Task directions — Will you output all of the data below exactly, omitting the images?

Data supplied —
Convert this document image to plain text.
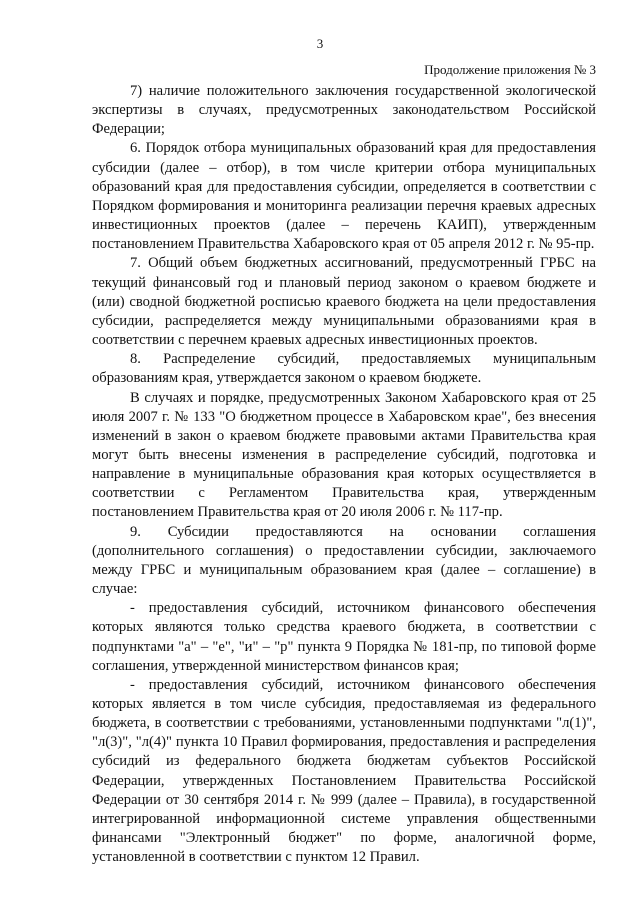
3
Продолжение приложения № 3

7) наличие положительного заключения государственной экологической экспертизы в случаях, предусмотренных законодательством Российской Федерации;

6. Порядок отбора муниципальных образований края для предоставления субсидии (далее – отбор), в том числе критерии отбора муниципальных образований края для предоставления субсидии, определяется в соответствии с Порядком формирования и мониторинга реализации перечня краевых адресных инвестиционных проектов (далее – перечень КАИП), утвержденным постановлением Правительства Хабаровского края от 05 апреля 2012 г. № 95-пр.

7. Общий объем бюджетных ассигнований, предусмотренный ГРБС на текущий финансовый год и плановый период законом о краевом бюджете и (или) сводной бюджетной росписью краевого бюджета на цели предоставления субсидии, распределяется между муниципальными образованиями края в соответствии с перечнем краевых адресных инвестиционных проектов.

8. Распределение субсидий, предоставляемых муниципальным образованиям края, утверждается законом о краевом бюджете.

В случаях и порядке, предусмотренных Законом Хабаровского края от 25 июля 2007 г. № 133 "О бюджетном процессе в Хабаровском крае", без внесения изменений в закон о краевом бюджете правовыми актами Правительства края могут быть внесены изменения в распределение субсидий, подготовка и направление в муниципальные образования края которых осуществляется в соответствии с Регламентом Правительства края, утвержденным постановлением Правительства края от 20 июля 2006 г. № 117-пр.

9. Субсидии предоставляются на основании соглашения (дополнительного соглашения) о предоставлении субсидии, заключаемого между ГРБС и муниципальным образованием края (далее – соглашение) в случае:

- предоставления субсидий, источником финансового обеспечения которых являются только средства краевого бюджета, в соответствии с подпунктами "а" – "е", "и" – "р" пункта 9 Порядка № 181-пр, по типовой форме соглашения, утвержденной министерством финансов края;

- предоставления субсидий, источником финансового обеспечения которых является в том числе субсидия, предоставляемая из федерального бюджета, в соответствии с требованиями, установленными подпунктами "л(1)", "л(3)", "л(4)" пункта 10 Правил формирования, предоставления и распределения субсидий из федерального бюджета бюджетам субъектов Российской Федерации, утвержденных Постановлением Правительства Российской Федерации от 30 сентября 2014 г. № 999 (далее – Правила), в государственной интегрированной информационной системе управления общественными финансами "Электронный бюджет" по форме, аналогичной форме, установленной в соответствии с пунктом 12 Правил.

Solution to the problem —
Convert this document image to plain text.
3
Продолжение приложения № 3

7) наличие положительного заключения государственной экологической экспертизы в случаях, предусмотренных законодательством Российской Федерации;

6. Порядок отбора муниципальных образований края для предоставления субсидии (далее – отбор), в том числе критерии отбора муниципальных образований края для предоставления субсидии, определяется в соответствии с Порядком формирования и мониторинга реализации перечня краевых адресных инвестиционных проектов (далее – перечень КАИП), утвержденным постановлением Правительства Хабаровского края от 05 апреля 2012 г. № 95-пр.

7. Общий объем бюджетных ассигнований, предусмотренный ГРБС на текущий финансовый год и плановый период законом о краевом бюджете и (или) сводной бюджетной росписью краевого бюджета на цели предоставления субсидии, распределяется между муниципальными образованиями края в соответствии с перечнем краевых адресных инвестиционных проектов.

8. Распределение субсидий, предоставляемых муниципальным образованиям края, утверждается законом о краевом бюджете.

В случаях и порядке, предусмотренных Законом Хабаровского края от 25 июля 2007 г. № 133 "О бюджетном процессе в Хабаровском крае", без внесения изменений в закон о краевом бюджете правовыми актами Правительства края могут быть внесены изменения в распределение субсидий, подготовка и направление в муниципальные образования края которых осуществляется в соответствии с Регламентом Правительства края, утвержденным постановлением Правительства края от 20 июля 2006 г. № 117-пр.

9. Субсидии предоставляются на основании соглашения (дополнительного соглашения) о предоставлении субсидии, заключаемого между ГРБС и муниципальным образованием края (далее – соглашение) в случае:

- предоставления субсидий, источником финансового обеспечения которых являются только средства краевого бюджета, в соответствии с подпунктами "а" – "е", "и" – "р" пункта 9 Порядка № 181-пр, по типовой форме соглашения, утвержденной министерством финансов края;

- предоставления субсидий, источником финансового обеспечения которых является в том числе субсидия, предоставляемая из федерального бюджета, в соответствии с требованиями, установленными подпунктами "л(1)", "л(3)", "л(4)" пункта 10 Правил формирования, предоставления и распределения субсидий из федерального бюджета бюджетам субъектов Российской Федерации, утвержденных Постановлением Правительства Российской Федерации от 30 сентября 2014 г. № 999 (далее – Правила), в государственной интегрированной информационной системе управления общественными финансами "Электронный бюджет" по форме, аналогичной форме, установленной в соответствии с пунктом 12 Правил.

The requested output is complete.